### Part of a data file
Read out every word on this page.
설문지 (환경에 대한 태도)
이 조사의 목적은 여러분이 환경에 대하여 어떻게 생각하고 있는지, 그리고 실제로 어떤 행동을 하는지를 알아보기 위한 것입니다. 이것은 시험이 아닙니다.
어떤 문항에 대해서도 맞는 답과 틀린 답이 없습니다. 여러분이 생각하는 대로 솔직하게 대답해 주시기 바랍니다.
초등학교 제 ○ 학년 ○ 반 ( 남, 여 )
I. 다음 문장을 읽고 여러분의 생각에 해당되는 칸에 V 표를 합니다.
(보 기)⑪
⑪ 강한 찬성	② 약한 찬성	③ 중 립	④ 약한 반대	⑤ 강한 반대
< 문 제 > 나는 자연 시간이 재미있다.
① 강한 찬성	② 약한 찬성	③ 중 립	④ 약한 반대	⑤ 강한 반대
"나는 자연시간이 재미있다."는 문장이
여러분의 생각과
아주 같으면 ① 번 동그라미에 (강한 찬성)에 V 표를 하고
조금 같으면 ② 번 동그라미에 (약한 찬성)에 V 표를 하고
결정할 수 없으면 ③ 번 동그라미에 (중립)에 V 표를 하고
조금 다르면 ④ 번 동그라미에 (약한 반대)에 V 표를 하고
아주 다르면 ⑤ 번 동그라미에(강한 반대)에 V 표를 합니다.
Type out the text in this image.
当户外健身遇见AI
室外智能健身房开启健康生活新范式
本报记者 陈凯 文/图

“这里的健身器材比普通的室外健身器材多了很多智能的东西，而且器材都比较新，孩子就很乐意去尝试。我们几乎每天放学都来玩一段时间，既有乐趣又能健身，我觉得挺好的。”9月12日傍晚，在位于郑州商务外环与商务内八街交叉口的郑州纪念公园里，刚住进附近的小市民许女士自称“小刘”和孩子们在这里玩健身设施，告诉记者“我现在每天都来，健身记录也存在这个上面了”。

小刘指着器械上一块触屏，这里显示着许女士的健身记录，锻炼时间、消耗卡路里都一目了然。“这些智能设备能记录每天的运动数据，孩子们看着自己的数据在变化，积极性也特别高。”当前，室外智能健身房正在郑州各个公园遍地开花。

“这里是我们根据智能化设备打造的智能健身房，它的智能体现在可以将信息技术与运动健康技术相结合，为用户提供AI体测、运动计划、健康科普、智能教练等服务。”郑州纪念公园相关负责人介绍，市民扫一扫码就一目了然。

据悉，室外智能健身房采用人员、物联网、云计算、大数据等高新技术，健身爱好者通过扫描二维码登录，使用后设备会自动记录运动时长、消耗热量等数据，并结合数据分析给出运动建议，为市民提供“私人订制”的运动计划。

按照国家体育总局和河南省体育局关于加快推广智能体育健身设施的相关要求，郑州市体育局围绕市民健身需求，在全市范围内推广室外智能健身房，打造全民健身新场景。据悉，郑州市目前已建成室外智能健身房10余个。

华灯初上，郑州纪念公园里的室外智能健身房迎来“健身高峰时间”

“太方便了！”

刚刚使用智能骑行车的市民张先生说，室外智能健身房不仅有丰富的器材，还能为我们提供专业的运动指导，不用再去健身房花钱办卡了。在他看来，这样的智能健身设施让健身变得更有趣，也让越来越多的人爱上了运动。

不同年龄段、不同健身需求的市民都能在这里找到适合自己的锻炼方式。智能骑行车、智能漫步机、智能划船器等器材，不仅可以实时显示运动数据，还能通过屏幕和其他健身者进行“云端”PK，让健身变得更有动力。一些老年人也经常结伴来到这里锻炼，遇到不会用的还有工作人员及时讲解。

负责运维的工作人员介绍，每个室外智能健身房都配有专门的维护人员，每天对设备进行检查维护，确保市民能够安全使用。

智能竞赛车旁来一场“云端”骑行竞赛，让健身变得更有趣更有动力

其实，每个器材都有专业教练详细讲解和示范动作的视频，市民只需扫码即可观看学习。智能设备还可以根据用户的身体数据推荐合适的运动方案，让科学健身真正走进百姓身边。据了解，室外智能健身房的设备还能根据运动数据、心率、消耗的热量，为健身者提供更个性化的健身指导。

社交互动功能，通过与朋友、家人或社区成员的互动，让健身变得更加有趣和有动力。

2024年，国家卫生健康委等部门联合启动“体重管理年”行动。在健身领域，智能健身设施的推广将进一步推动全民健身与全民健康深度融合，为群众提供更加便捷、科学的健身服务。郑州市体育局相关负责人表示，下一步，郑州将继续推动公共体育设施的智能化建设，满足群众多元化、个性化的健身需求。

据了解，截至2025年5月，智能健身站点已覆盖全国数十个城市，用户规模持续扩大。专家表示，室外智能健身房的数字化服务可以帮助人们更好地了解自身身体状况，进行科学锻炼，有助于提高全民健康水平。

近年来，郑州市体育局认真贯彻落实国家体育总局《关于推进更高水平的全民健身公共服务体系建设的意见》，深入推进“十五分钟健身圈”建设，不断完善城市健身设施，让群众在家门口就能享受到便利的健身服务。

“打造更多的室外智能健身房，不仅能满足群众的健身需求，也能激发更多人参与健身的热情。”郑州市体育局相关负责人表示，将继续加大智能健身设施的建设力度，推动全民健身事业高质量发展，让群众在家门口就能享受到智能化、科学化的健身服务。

### TASK
In the records, locate each line holding the string "동그라미에" and copy it.

### FULL RESPONSE
아주 같으면 ① 번 동그라미에 (강한 찬성)에 V 표를 하고
조금 같으면 ② 번 동그라미에 (약한 찬성)에 V 표를 하고
결정할 수 없으면 ③ 번 동그라미에 (중립)에 V 표를 하고
조금 다르면 ④ 번 동그라미에 (약한 반대)에 V 표를 하고
아주 다르면 ⑤ 번 동그라미에(강한 반대)에 V 표를 합니다.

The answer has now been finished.